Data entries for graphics
## Start

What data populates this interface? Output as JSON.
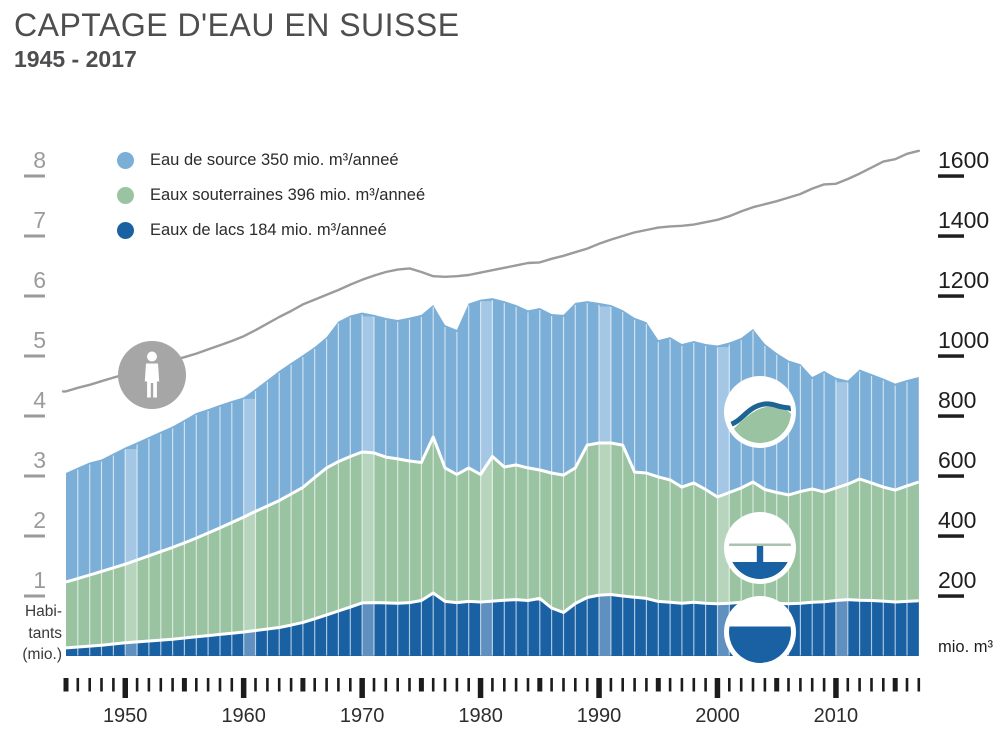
{
  "title": "CAPTAGE D'EAU EN SUISSE",
  "subtitle": "1945 - 2017",
  "legend": [
    {
      "label": "Eau de source 350 mio. m³/anneé",
      "color": "#7cafd8"
    },
    {
      "label": "Eaux souterraines 396 mio. m³/anneé",
      "color": "#99c3a1"
    },
    {
      "label": "Eaux de lacs 184 mio. m³/anneé",
      "color": "#1a61a4"
    }
  ],
  "axes": {
    "left": {
      "title_lines": [
        "Habi-",
        "tants",
        "(mio.)"
      ],
      "ticks": [
        1,
        2,
        3,
        4,
        5,
        6,
        7,
        8
      ],
      "range": [
        0,
        8
      ]
    },
    "right": {
      "title": "mio. m³",
      "ticks": [
        200,
        400,
        600,
        800,
        1000,
        1200,
        1400,
        1600
      ],
      "range": [
        0,
        1600
      ]
    },
    "x": {
      "decade_labels": [
        "1950",
        "1960",
        "1970",
        "1980",
        "1990",
        "2000",
        "2010"
      ]
    }
  },
  "colors": {
    "spring": "#7cafd8",
    "groundwater": "#99c3a1",
    "lakes": "#1a61a4",
    "population_line": "#9b9b9b",
    "person_circle": "#a6a6a6",
    "wave_blue": "#1e6394",
    "ground_line": "#a8c2ad",
    "tick_black": "#1c1c1c",
    "axis_left_gray": "#9b9b9b",
    "axis_right_black": "#1f1f1f",
    "title_gray": "#4e4e50"
  },
  "chart_data": {
    "type": "area",
    "stacked": true,
    "title": "Captage d'eau en Suisse 1945-2017",
    "x_years": {
      "start": 1945,
      "end": 2017
    },
    "ylabel_left": "Habitants (mio.)",
    "ylabel_right": "mio. m³",
    "ylim_left": [
      0,
      8
    ],
    "ylim_right": [
      0,
      1600
    ],
    "grid": false,
    "legend_position": "top-left",
    "series": [
      {
        "name": "Eaux de lacs",
        "total_2017": 184,
        "unit": "mio. m³/anneé",
        "color": "#1a61a4",
        "values": [
          27,
          30,
          33,
          36,
          40,
          44,
          47,
          50,
          53,
          56,
          60,
          64,
          68,
          72,
          76,
          80,
          85,
          90,
          95,
          103,
          112,
          124,
          137,
          150,
          163,
          177,
          178,
          177,
          176,
          178,
          185,
          210,
          182,
          178,
          182,
          180,
          183,
          186,
          188,
          185,
          192,
          160,
          145,
          175,
          195,
          203,
          205,
          200,
          196,
          192,
          182,
          179,
          176,
          179,
          176,
          174,
          176,
          179,
          182,
          179,
          176,
          174,
          176,
          179,
          181,
          185,
          188,
          186,
          185,
          183,
          180,
          182,
          184
        ]
      },
      {
        "name": "Eaux souterraines",
        "total_2017": 396,
        "unit": "mio. m³/anneé",
        "color": "#99c3a1",
        "values": [
          220,
          228,
          237,
          246,
          254,
          262,
          273,
          284,
          295,
          306,
          317,
          329,
          342,
          355,
          369,
          383,
          397,
          410,
          423,
          437,
          450,
          471,
          490,
          498,
          502,
          503,
          499,
          486,
          481,
          472,
          460,
          520,
          445,
          427,
          445,
          425,
          482,
          444,
          449,
          442,
          428,
          450,
          458,
          452,
          508,
          507,
          505,
          503,
          417,
          418,
          415,
          408,
          387,
          398,
          379,
          356,
          369,
          381,
          398,
          376,
          369,
          363,
          372,
          378,
          366,
          375,
          385,
          404,
          392,
          380,
          373,
          385,
          396
        ]
      },
      {
        "name": "Eau de source",
        "total_2017": 350,
        "unit": "mio. m³/anneé",
        "color": "#7cafd8",
        "values": [
          363,
          370,
          375,
          373,
          381,
          389,
          392,
          396,
          400,
          403,
          410,
          417,
          413,
          410,
          405,
          399,
          408,
          420,
          432,
          437,
          441,
          435,
          436,
          467,
          470,
          465,
          460,
          464,
          463,
          478,
          492,
          440,
          476,
          482,
          548,
          583,
          528,
          553,
          533,
          525,
          540,
          530,
          534,
          550,
          480,
          467,
          460,
          450,
          514,
          503,
          456,
          476,
          477,
          473,
          485,
          505,
          500,
          500,
          510,
          485,
          465,
          448,
          425,
          373,
          403,
          368,
          345,
          365,
          363,
          362,
          355,
          353,
          350
        ]
      }
    ],
    "line_series": {
      "name": "Habitants (mio.)",
      "color": "#9b9b9b",
      "values": [
        4.41,
        4.47,
        4.52,
        4.58,
        4.64,
        4.69,
        4.75,
        4.81,
        4.87,
        4.93,
        4.98,
        5.04,
        5.11,
        5.18,
        5.25,
        5.33,
        5.43,
        5.54,
        5.65,
        5.75,
        5.86,
        5.94,
        6.02,
        6.1,
        6.19,
        6.27,
        6.34,
        6.4,
        6.44,
        6.46,
        6.4,
        6.33,
        6.32,
        6.33,
        6.35,
        6.39,
        6.43,
        6.47,
        6.51,
        6.55,
        6.56,
        6.62,
        6.67,
        6.73,
        6.79,
        6.87,
        6.94,
        7.0,
        7.06,
        7.1,
        7.14,
        7.16,
        7.17,
        7.19,
        7.23,
        7.27,
        7.33,
        7.41,
        7.48,
        7.53,
        7.58,
        7.64,
        7.7,
        7.79,
        7.86,
        7.87,
        7.95,
        8.04,
        8.14,
        8.24,
        8.28,
        8.37,
        8.42
      ]
    },
    "highlighted_decade_columns": [
      1950,
      1960,
      1970,
      1980,
      1990,
      2000,
      2010
    ]
  }
}
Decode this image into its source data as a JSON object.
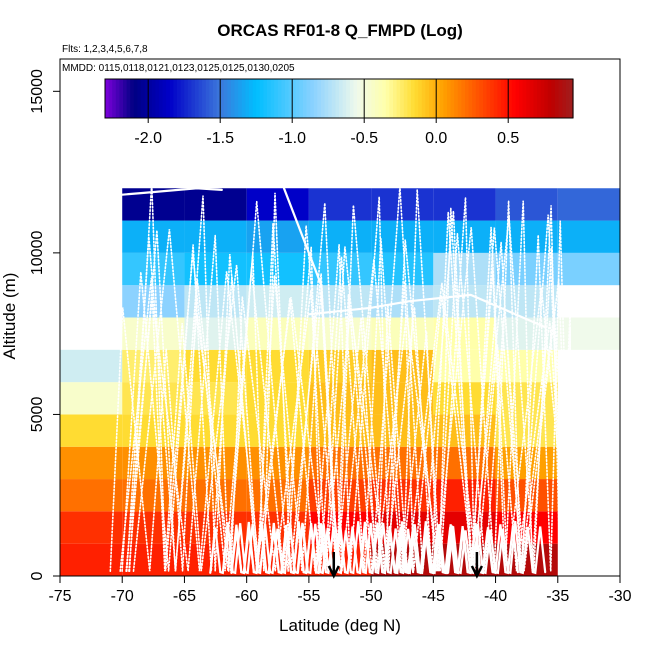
{
  "chart_data": {
    "type": "heatmap",
    "title": "ORCAS RF01-8 Q_FMPD (Log)",
    "subtitle_flights": "Flts: 1,2,3,4,5,6,7,8",
    "subtitle_dates": "MMDD: 0115,0118,0121,0123,0125,0125,0130,0205",
    "xlabel": "Latitude (deg N)",
    "ylabel": "Altitude (m)",
    "xlim": [
      -75,
      -30
    ],
    "ylim": [
      0,
      16000
    ],
    "x_ticks": [
      -75,
      -70,
      -65,
      -60,
      -55,
      -50,
      -45,
      -40,
      -35,
      -30
    ],
    "y_ticks": [
      0,
      5000,
      10000,
      15000
    ],
    "bin_width_deg": 5,
    "bin_height_m": 1000,
    "colorbar": {
      "range": [
        -2.3,
        0.95
      ],
      "ticks": [
        -2.0,
        -1.5,
        -1.0,
        -0.5,
        0.0,
        0.5
      ],
      "tick_labels": [
        "-2.0",
        "-1.5",
        "-1.0",
        "-0.5",
        "0.0",
        "0.5"
      ]
    },
    "bin_rows": [
      {
        "alt_bottom": 0,
        "x_start": -75,
        "values": [
          0.45,
          0.45,
          0.45,
          0.45,
          0.45,
          0.85,
          0.85,
          0.85
        ]
      },
      {
        "alt_bottom": 1000,
        "x_start": -75,
        "values": [
          0.4,
          0.4,
          0.4,
          0.4,
          0.55,
          0.65,
          0.65,
          0.55
        ]
      },
      {
        "alt_bottom": 2000,
        "x_start": -75,
        "values": [
          0.2,
          0.2,
          0.2,
          0.2,
          0.35,
          0.4,
          0.45,
          0.3
        ]
      },
      {
        "alt_bottom": 3000,
        "x_start": -75,
        "values": [
          0.1,
          0.1,
          0.1,
          0.1,
          0.2,
          0.2,
          0.2,
          0.05
        ]
      },
      {
        "alt_bottom": 4000,
        "x_start": -75,
        "values": [
          -0.15,
          -0.15,
          -0.15,
          -0.15,
          -0.05,
          -0.05,
          -0.05,
          -0.2
        ]
      },
      {
        "alt_bottom": 5000,
        "x_start": -75,
        "values": [
          -0.45,
          -0.2,
          -0.2,
          -0.15,
          -0.05,
          -0.05,
          -0.15,
          -0.2
        ]
      },
      {
        "alt_bottom": 6000,
        "x_start": -75,
        "values": [
          -0.65,
          -0.25,
          -0.15,
          -0.15,
          -0.1,
          -0.05,
          -0.35,
          -0.35
        ]
      },
      {
        "alt_bottom": 7000,
        "x_start": -70,
        "values": [
          -0.45,
          -0.6,
          -0.4,
          -0.45,
          -0.4,
          -0.35,
          -0.6,
          -0.55
        ]
      },
      {
        "alt_bottom": 8000,
        "x_start": -70,
        "values": [
          -0.85,
          -0.7,
          -0.65,
          -0.7,
          -0.75,
          -0.7,
          -0.7
        ]
      },
      {
        "alt_bottom": 9000,
        "x_start": -70,
        "values": [
          -1.1,
          -1.2,
          -1.2,
          -1.1,
          -1.15,
          -0.75,
          -0.9,
          -0.9
        ]
      },
      {
        "alt_bottom": 10000,
        "x_start": -70,
        "values": [
          -1.3,
          -1.3,
          -1.35,
          -1.3,
          -1.3,
          -1.3,
          -1.3,
          -1.3
        ]
      },
      {
        "alt_bottom": 11000,
        "x_start": -70,
        "values": [
          -2.05,
          -2.05,
          -1.85,
          -1.7,
          -1.7,
          -1.7,
          -1.6,
          -1.55
        ]
      }
    ],
    "annotations": [
      {
        "type": "arrow-down",
        "x": -53,
        "note": "marker at latitude"
      },
      {
        "type": "arrow-down",
        "x": -41.5,
        "note": "marker at latitude"
      }
    ],
    "flight_track_color": "#ffffff"
  }
}
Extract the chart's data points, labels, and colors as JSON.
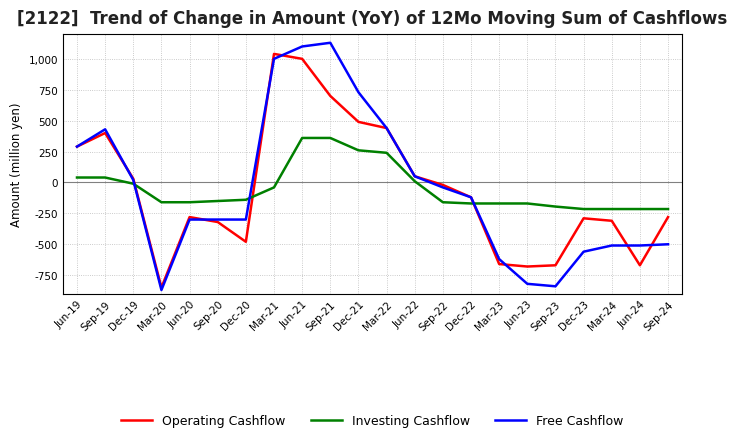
{
  "title": "[2122]  Trend of Change in Amount (YoY) of 12Mo Moving Sum of Cashflows",
  "ylabel": "Amount (million yen)",
  "x_labels": [
    "Jun-19",
    "Sep-19",
    "Dec-19",
    "Mar-20",
    "Jun-20",
    "Sep-20",
    "Dec-20",
    "Mar-21",
    "Jun-21",
    "Sep-21",
    "Dec-21",
    "Mar-22",
    "Jun-22",
    "Sep-22",
    "Dec-22",
    "Mar-23",
    "Jun-23",
    "Sep-23",
    "Dec-23",
    "Mar-24",
    "Jun-24",
    "Sep-24"
  ],
  "operating_cashflow": [
    290,
    400,
    30,
    -850,
    -280,
    -320,
    -480,
    1040,
    1000,
    700,
    490,
    440,
    50,
    -20,
    -120,
    -660,
    -680,
    -670,
    -290,
    -310,
    -670,
    -280
  ],
  "investing_cashflow": [
    40,
    40,
    -10,
    -160,
    -160,
    -150,
    -140,
    -40,
    360,
    360,
    260,
    240,
    10,
    -160,
    -170,
    -170,
    -170,
    -195,
    -215,
    -215,
    -215,
    -215
  ],
  "free_cashflow": [
    290,
    430,
    20,
    -870,
    -300,
    -300,
    -300,
    1000,
    1100,
    1130,
    730,
    440,
    50,
    -40,
    -120,
    -620,
    -820,
    -840,
    -560,
    -510,
    -510,
    -500
  ],
  "operating_color": "#ff0000",
  "investing_color": "#008000",
  "free_color": "#0000ff",
  "background_color": "#ffffff",
  "grid_color": "#bbbbbb",
  "ylim": [
    -900,
    1200
  ],
  "yticks": [
    -750,
    -500,
    -250,
    0,
    250,
    500,
    750,
    1000
  ],
  "linewidth": 1.8,
  "title_fontsize": 12,
  "legend_fontsize": 9,
  "tick_fontsize": 7.5
}
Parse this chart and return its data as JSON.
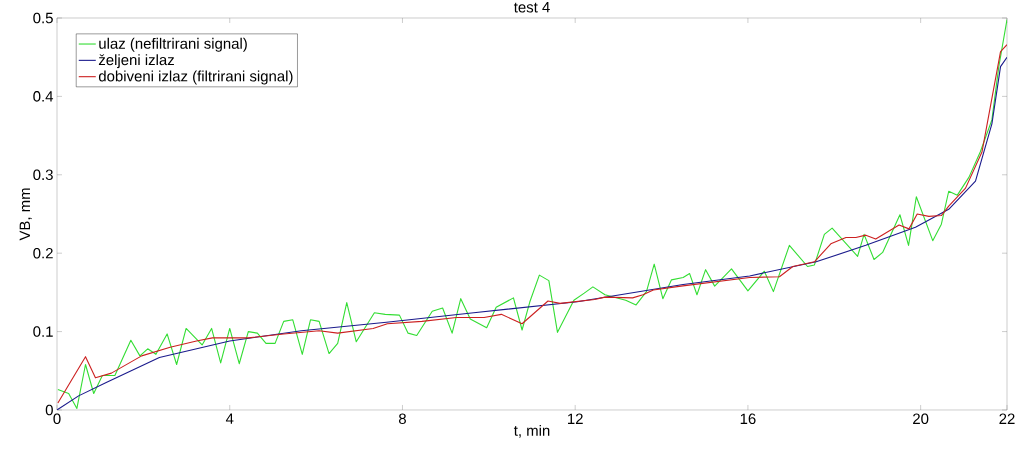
{
  "chart_data": {
    "type": "line",
    "title": "test 4",
    "xlabel": "t, min",
    "ylabel": "VB, mm",
    "xlim": [
      0,
      22
    ],
    "ylim": [
      0,
      0.5
    ],
    "xticks": [
      0,
      4,
      8,
      12,
      16,
      20,
      22
    ],
    "yticks": [
      0,
      0.1,
      0.2,
      0.3,
      0.4,
      0.5
    ],
    "legend": "top left",
    "series": [
      {
        "name": "ulaz (nefiltrirani signal)",
        "color": "#33dd33",
        "x": [
          0.02,
          0.27,
          0.46,
          0.66,
          0.85,
          1.05,
          1.34,
          1.71,
          1.92,
          2.1,
          2.29,
          2.55,
          2.77,
          2.99,
          3.36,
          3.58,
          3.79,
          4.0,
          4.22,
          4.43,
          4.64,
          4.84,
          5.05,
          5.25,
          5.46,
          5.68,
          5.87,
          6.07,
          6.3,
          6.5,
          6.71,
          6.93,
          7.35,
          7.6,
          7.93,
          8.13,
          8.33,
          8.69,
          8.93,
          9.15,
          9.35,
          9.57,
          9.95,
          10.17,
          10.57,
          10.77,
          10.95,
          11.17,
          11.39,
          11.59,
          11.97,
          12.21,
          12.41,
          12.69,
          13.17,
          13.41,
          13.65,
          13.83,
          14.03,
          14.23,
          14.5,
          14.65,
          14.82,
          15.02,
          15.23,
          15.62,
          16.0,
          16.38,
          16.59,
          16.96,
          17.38,
          17.54,
          17.77,
          17.95,
          18.54,
          18.69,
          18.92,
          19.12,
          19.52,
          19.72,
          19.9,
          20.28,
          20.48,
          20.65,
          20.85,
          21.12,
          21.38,
          21.65,
          21.81,
          22.0
        ],
        "values": [
          0.026,
          0.021,
          0.002,
          0.058,
          0.021,
          0.044,
          0.044,
          0.089,
          0.069,
          0.078,
          0.071,
          0.097,
          0.058,
          0.104,
          0.083,
          0.104,
          0.06,
          0.104,
          0.059,
          0.1,
          0.098,
          0.085,
          0.085,
          0.113,
          0.115,
          0.071,
          0.115,
          0.113,
          0.072,
          0.085,
          0.137,
          0.087,
          0.124,
          0.122,
          0.121,
          0.098,
          0.095,
          0.126,
          0.13,
          0.098,
          0.142,
          0.116,
          0.105,
          0.131,
          0.143,
          0.102,
          0.138,
          0.172,
          0.165,
          0.099,
          0.14,
          0.149,
          0.157,
          0.147,
          0.14,
          0.134,
          0.151,
          0.186,
          0.142,
          0.166,
          0.169,
          0.174,
          0.147,
          0.179,
          0.158,
          0.18,
          0.152,
          0.177,
          0.151,
          0.21,
          0.183,
          0.185,
          0.224,
          0.232,
          0.196,
          0.224,
          0.192,
          0.201,
          0.249,
          0.21,
          0.272,
          0.216,
          0.237,
          0.279,
          0.274,
          0.297,
          0.329,
          0.37,
          0.438,
          0.498
        ]
      },
      {
        "name": "željeni izlaz",
        "color": "#1a1a8c",
        "x": [
          0,
          0.5,
          1.14,
          2.37,
          4.0,
          5.66,
          7.63,
          9.65,
          12.05,
          14.5,
          16.04,
          17.58,
          18.73,
          19.88,
          20.65,
          21.27,
          21.65,
          21.85,
          22.0
        ],
        "values": [
          0,
          0.018,
          0.035,
          0.067,
          0.088,
          0.101,
          0.112,
          0.124,
          0.138,
          0.16,
          0.171,
          0.189,
          0.21,
          0.233,
          0.256,
          0.292,
          0.365,
          0.438,
          0.45
        ]
      },
      {
        "name": "dobiveni izlaz (filtrirani signal)",
        "color": "#cc2020",
        "x": [
          0.02,
          0.66,
          0.89,
          1.26,
          1.96,
          2.62,
          3.23,
          3.6,
          4.43,
          5.25,
          6.07,
          6.5,
          7.32,
          7.65,
          8.45,
          9.25,
          9.89,
          10.29,
          10.77,
          11.37,
          11.65,
          12.45,
          12.69,
          13.33,
          13.57,
          13.81,
          14.45,
          16.04,
          16.73,
          17.04,
          17.54,
          17.92,
          18.27,
          18.5,
          18.73,
          18.96,
          19.5,
          19.73,
          19.92,
          20.19,
          20.48,
          20.65,
          21.04,
          21.42,
          21.85,
          22.0
        ],
        "values": [
          0.009,
          0.068,
          0.041,
          0.047,
          0.069,
          0.08,
          0.088,
          0.092,
          0.092,
          0.097,
          0.101,
          0.098,
          0.104,
          0.11,
          0.113,
          0.118,
          0.118,
          0.122,
          0.11,
          0.139,
          0.136,
          0.141,
          0.144,
          0.143,
          0.147,
          0.153,
          0.158,
          0.169,
          0.17,
          0.183,
          0.189,
          0.212,
          0.22,
          0.22,
          0.223,
          0.218,
          0.236,
          0.231,
          0.25,
          0.247,
          0.248,
          0.26,
          0.283,
          0.329,
          0.457,
          0.466
        ]
      }
    ]
  }
}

## End

== DESCRIPTION OF THE TASK ==
Find the lines of the material that hold the word "souterraines" and report their count alone.

== ANSWER ==
2